-- begin Input data --
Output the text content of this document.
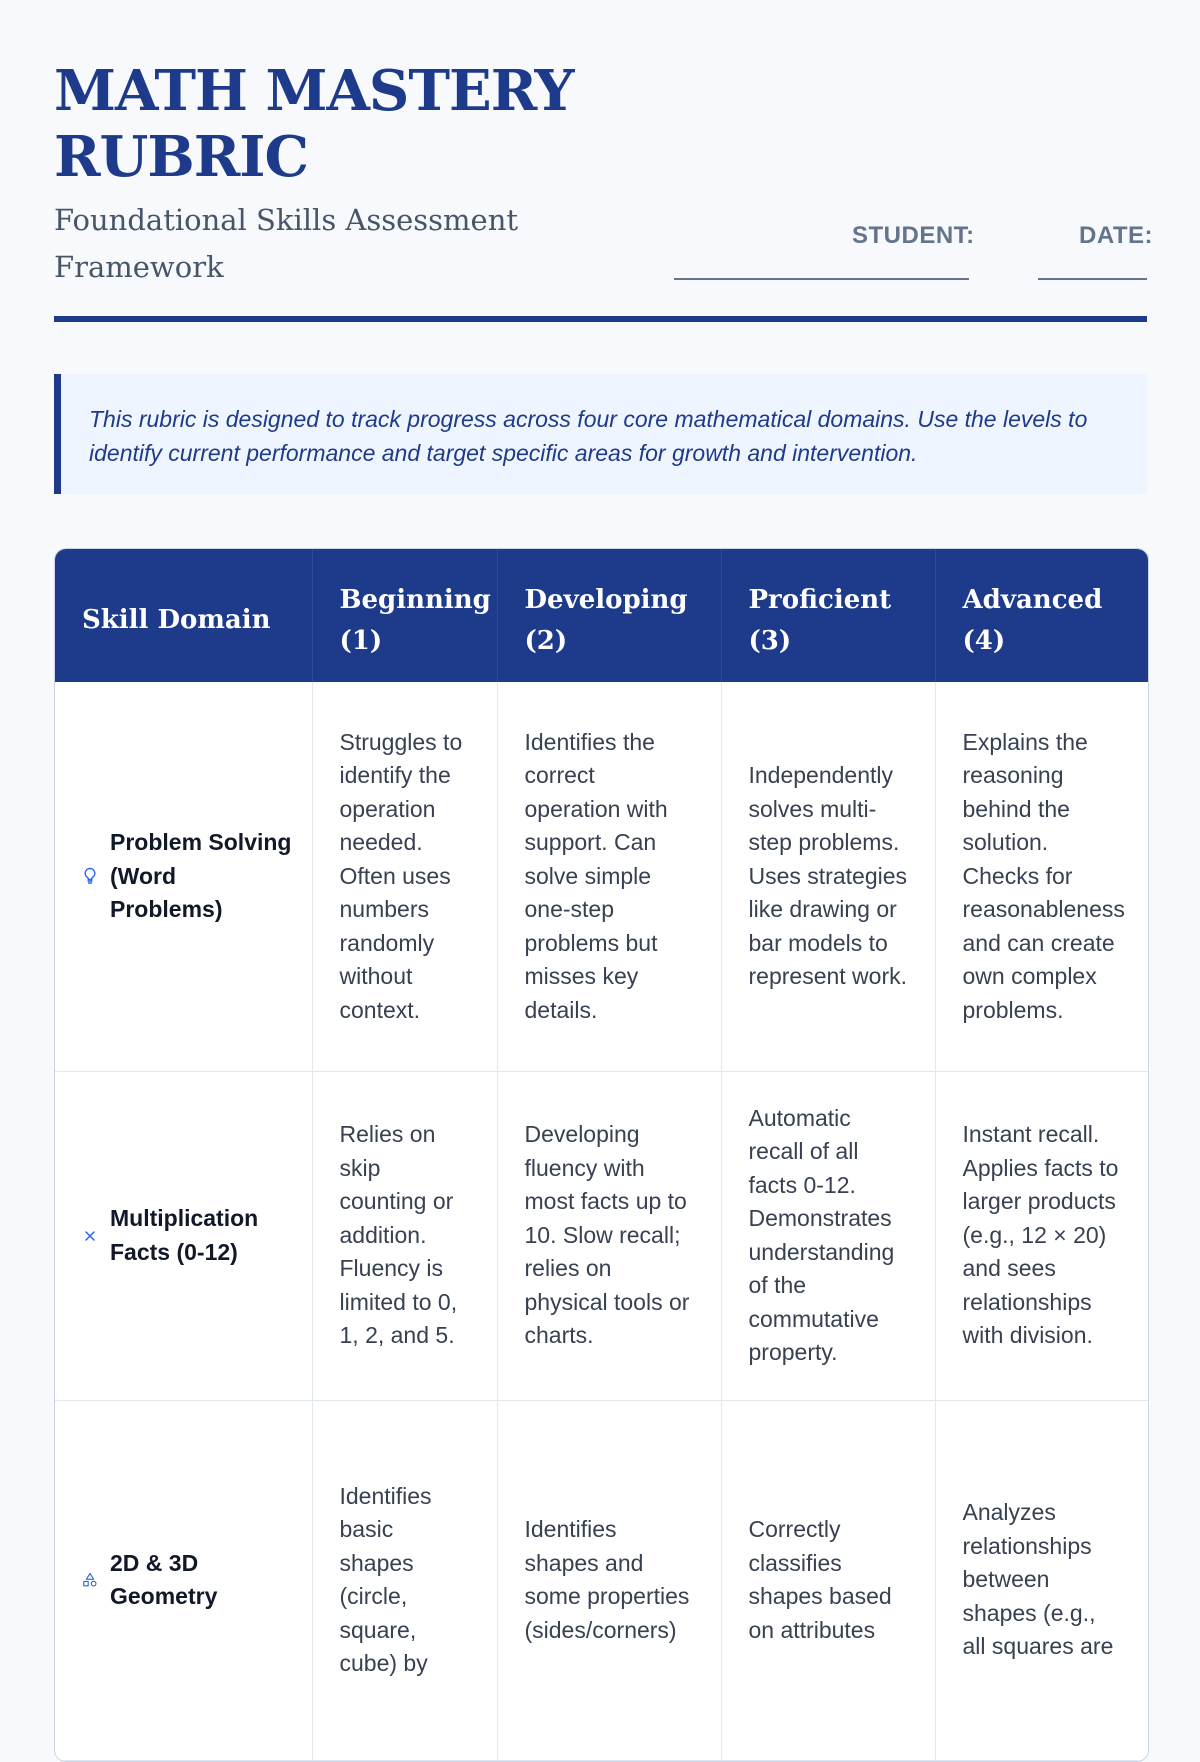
MATH MASTERY RUBRIC

Foundational Skills Assessment Framework

STUDENT:	DATE:
This rubric is designed to track progress across four core mathematical domains. Use the levels to identify current performance and target specific areas for growth and intervention.
Skill Domain	Beginning (1)	Developing (2)	Proficient (3)	Advanced (4)

Problem Solving (Word Problems)	Struggles to identify the operation needed. Often uses numbers randomly without context.	Identifies the correct operation with support. Can solve simple one-step problems but misses key details.	Independently solves multi-step problems. Uses strategies like drawing or bar models to represent work.	Explains the reasoning behind the solution. Checks for reasonableness and can create own complex problems.

Multiplication Facts (0-12)	Relies on skip counting or addition. Fluency is limited to 0, 1, 2, and 5.	Developing fluency with most facts up to 10. Slow recall; relies on physical tools or charts.	Automatic recall of all facts 0-12. Demonstrates understanding of the commutative property.	Instant recall. Applies facts to larger products (e.g., 12 × 20) and sees relationships with division.

2D & 3D Geometry	Identifies basic shapes (circle, square, cube) by	Identifies shapes and some properties (sides/corners)	Correctly classifies shapes based on attributes	Analyzes relationships between shapes (e.g., all squares are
-- end Input data --
Copy all of the entries verbatim, leaving out any pictures they contain.

Output the text content of this document.
MATH MASTERY RUBRIC

Foundational Skills Assessment Framework

STUDENT:	DATE:
This rubric is designed to track progress across four core mathematical domains. Use the levels to identify current performance and target specific areas for growth and intervention.
Skill Domain	Beginning (1)	Developing (2)	Proficient (3)	Advanced (4)

Problem Solving (Word Problems)	Struggles to identify the operation needed. Often uses numbers randomly without context.	Identifies the correct operation with support. Can solve simple one-step problems but misses key details.	Independently solves multi-step problems. Uses strategies like drawing or bar models to represent work.	Explains the reasoning behind the solution. Checks for reasonableness and can create own complex problems.

Multiplication Facts (0-12)	Relies on skip counting or addition. Fluency is limited to 0, 1, 2, and 5.	Developing fluency with most facts up to 10. Slow recall; relies on physical tools or charts.	Automatic recall of all facts 0-12. Demonstrates understanding of the commutative property.	Instant recall. Applies facts to larger products (e.g., 12 × 20) and sees relationships with division.

2D & 3D Geometry	Identifies basic shapes (circle, square, cube) by	Identifies shapes and some properties (sides/corners)	Correctly classifies shapes based on attributes	Analyzes relationships between shapes (e.g., all squares are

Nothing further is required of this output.